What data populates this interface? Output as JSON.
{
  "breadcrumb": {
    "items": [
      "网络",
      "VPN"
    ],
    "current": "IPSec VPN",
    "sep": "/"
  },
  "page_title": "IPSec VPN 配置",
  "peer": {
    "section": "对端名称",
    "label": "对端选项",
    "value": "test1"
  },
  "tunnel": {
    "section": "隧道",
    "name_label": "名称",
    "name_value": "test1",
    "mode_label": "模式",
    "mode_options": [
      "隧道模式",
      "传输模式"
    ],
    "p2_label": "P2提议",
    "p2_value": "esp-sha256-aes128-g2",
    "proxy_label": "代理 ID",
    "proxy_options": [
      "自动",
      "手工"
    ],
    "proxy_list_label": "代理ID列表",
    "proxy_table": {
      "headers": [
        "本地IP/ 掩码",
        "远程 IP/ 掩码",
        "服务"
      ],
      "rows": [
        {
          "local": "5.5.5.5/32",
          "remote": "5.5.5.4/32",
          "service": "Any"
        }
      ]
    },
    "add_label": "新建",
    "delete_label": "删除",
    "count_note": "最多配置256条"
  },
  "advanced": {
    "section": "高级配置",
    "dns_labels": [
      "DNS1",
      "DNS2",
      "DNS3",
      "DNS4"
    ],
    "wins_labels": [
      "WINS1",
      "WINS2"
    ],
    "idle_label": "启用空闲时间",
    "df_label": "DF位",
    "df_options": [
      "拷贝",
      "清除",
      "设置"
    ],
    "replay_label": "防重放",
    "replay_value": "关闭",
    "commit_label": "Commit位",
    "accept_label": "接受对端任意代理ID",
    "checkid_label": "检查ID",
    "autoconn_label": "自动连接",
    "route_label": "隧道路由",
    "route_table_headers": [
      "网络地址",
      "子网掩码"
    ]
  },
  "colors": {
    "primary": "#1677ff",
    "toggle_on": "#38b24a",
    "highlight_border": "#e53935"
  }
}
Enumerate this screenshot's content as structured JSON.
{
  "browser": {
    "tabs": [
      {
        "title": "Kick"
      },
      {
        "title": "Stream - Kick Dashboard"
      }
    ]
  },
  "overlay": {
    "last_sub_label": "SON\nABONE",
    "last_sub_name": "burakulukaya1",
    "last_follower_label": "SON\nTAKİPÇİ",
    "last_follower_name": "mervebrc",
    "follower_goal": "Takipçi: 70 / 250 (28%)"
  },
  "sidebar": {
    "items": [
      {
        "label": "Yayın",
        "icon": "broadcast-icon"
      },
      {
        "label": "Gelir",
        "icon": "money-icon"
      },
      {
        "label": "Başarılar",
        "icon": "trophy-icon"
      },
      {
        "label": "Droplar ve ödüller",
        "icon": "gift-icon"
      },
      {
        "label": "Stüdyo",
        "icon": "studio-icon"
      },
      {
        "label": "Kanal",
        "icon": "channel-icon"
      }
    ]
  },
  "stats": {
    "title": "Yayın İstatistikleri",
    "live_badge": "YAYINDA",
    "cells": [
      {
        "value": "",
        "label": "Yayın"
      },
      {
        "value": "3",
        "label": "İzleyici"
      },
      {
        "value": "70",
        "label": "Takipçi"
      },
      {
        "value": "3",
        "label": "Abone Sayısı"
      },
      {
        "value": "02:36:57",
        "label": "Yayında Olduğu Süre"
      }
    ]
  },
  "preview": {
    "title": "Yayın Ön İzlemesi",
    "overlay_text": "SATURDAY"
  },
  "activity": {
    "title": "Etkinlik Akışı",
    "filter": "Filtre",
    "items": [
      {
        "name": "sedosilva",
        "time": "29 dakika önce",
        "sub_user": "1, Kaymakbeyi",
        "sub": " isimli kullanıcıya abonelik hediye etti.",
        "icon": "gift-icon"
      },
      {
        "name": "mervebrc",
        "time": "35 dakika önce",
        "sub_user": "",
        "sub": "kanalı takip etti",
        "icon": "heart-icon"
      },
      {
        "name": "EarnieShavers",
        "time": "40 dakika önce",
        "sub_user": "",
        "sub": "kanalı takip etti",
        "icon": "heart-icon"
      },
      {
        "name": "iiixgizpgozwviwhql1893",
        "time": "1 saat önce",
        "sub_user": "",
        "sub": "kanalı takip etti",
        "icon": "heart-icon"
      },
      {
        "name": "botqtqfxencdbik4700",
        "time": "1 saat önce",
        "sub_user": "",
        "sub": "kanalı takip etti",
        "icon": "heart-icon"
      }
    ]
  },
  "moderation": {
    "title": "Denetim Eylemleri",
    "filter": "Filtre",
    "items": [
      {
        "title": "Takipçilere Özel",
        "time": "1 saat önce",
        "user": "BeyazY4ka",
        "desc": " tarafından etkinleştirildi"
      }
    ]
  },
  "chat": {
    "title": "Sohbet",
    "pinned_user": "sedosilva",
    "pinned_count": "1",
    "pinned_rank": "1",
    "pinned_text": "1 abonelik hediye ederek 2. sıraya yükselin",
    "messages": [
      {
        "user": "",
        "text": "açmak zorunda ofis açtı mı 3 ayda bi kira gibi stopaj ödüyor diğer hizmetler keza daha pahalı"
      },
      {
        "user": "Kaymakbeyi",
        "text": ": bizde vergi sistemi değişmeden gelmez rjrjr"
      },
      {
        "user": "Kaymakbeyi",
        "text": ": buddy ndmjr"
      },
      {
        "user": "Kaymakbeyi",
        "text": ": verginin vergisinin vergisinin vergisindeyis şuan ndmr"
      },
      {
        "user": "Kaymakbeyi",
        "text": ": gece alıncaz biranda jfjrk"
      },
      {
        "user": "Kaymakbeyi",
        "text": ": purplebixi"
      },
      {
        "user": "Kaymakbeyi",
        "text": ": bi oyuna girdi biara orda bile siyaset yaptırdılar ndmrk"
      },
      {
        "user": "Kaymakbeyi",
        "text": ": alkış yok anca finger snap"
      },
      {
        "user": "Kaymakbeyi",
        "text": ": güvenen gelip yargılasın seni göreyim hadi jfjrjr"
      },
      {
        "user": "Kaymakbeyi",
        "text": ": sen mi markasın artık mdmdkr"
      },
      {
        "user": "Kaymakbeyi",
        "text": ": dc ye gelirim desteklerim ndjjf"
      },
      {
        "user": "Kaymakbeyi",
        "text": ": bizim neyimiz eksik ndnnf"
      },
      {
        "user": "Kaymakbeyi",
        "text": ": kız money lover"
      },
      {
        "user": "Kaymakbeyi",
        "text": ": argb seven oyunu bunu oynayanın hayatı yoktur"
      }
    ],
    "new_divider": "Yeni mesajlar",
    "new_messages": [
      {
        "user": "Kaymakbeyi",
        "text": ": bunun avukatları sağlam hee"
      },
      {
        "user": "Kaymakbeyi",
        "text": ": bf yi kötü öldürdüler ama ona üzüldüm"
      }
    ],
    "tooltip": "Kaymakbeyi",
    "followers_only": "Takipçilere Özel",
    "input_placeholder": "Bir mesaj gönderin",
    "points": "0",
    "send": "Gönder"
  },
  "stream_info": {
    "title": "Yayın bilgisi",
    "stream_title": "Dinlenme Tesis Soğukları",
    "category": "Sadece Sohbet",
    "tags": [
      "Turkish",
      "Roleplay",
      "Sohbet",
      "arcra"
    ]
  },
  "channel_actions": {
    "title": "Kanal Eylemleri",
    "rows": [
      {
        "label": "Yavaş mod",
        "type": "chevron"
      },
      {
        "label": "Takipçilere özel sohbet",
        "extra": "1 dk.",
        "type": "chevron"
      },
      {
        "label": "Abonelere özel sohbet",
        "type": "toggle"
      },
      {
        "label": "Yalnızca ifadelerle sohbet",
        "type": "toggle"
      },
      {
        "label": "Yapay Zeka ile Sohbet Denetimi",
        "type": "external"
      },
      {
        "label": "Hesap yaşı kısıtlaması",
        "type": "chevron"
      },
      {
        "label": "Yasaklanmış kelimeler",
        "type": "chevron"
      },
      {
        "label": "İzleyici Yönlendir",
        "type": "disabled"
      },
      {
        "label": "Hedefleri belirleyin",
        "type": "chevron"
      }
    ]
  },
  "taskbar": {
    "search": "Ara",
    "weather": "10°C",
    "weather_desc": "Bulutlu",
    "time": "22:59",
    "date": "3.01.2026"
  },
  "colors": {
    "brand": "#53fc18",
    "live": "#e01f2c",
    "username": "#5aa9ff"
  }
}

Exercise goal: Copy out each line in the listing that has the word "JSON".

Written response:
What data populates this interface? Output as JSON.
Enumerate this screenshot's content as structured JSON.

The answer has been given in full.